+++ Supplied records

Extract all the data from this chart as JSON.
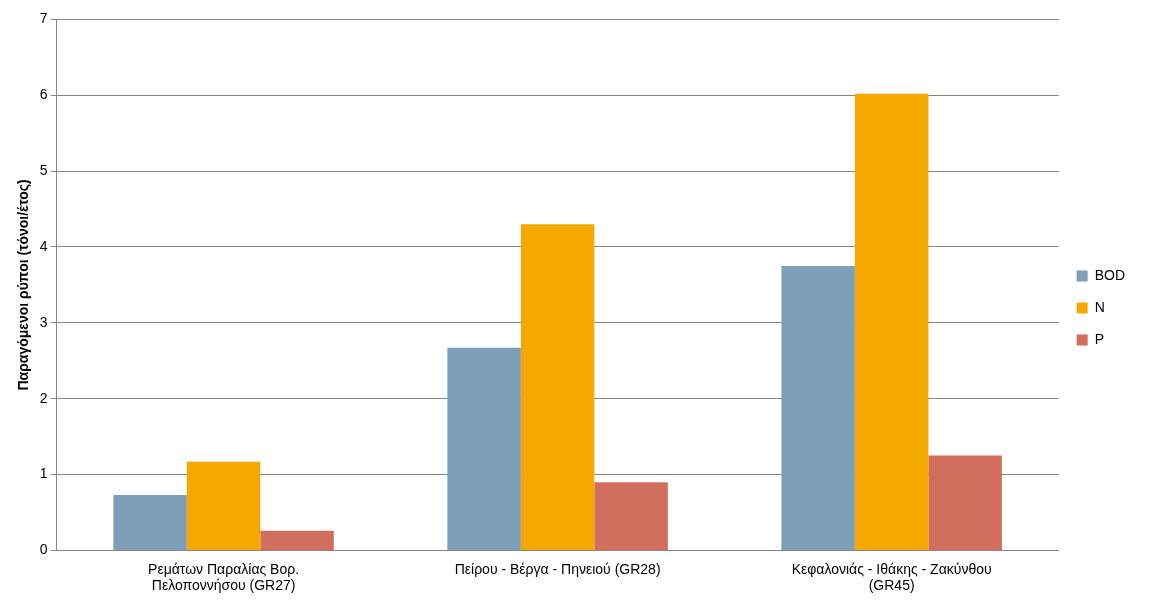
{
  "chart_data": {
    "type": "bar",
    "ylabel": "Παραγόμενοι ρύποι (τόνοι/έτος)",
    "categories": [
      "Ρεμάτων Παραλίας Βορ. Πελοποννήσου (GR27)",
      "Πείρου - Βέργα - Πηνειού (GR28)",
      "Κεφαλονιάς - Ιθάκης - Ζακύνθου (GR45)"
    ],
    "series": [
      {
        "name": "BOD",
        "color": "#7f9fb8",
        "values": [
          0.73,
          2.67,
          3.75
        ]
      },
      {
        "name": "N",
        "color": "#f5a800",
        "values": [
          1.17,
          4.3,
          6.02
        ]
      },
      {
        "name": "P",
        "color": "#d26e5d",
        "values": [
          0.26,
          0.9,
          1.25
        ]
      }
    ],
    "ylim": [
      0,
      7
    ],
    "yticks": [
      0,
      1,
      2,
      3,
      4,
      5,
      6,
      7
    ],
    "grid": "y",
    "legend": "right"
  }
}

++++++

* **Stated exercise**: In the copy, include all records verbatim but no images.

* **Answer to the exercise**:
Extract all the data from this chart as JSON.
{
  "chart_data": {
    "type": "bar",
    "ylabel": "Παραγόμενοι ρύποι (τόνοι/έτος)",
    "categories": [
      "Ρεμάτων Παραλίας Βορ. Πελοποννήσου (GR27)",
      "Πείρου - Βέργα - Πηνειού (GR28)",
      "Κεφαλονιάς - Ιθάκης - Ζακύνθου (GR45)"
    ],
    "series": [
      {
        "name": "BOD",
        "color": "#7f9fb8",
        "values": [
          0.73,
          2.67,
          3.75
        ]
      },
      {
        "name": "N",
        "color": "#f5a800",
        "values": [
          1.17,
          4.3,
          6.02
        ]
      },
      {
        "name": "P",
        "color": "#d26e5d",
        "values": [
          0.26,
          0.9,
          1.25
        ]
      }
    ],
    "ylim": [
      0,
      7
    ],
    "yticks": [
      0,
      1,
      2,
      3,
      4,
      5,
      6,
      7
    ],
    "grid": "y",
    "legend": "right"
  }
}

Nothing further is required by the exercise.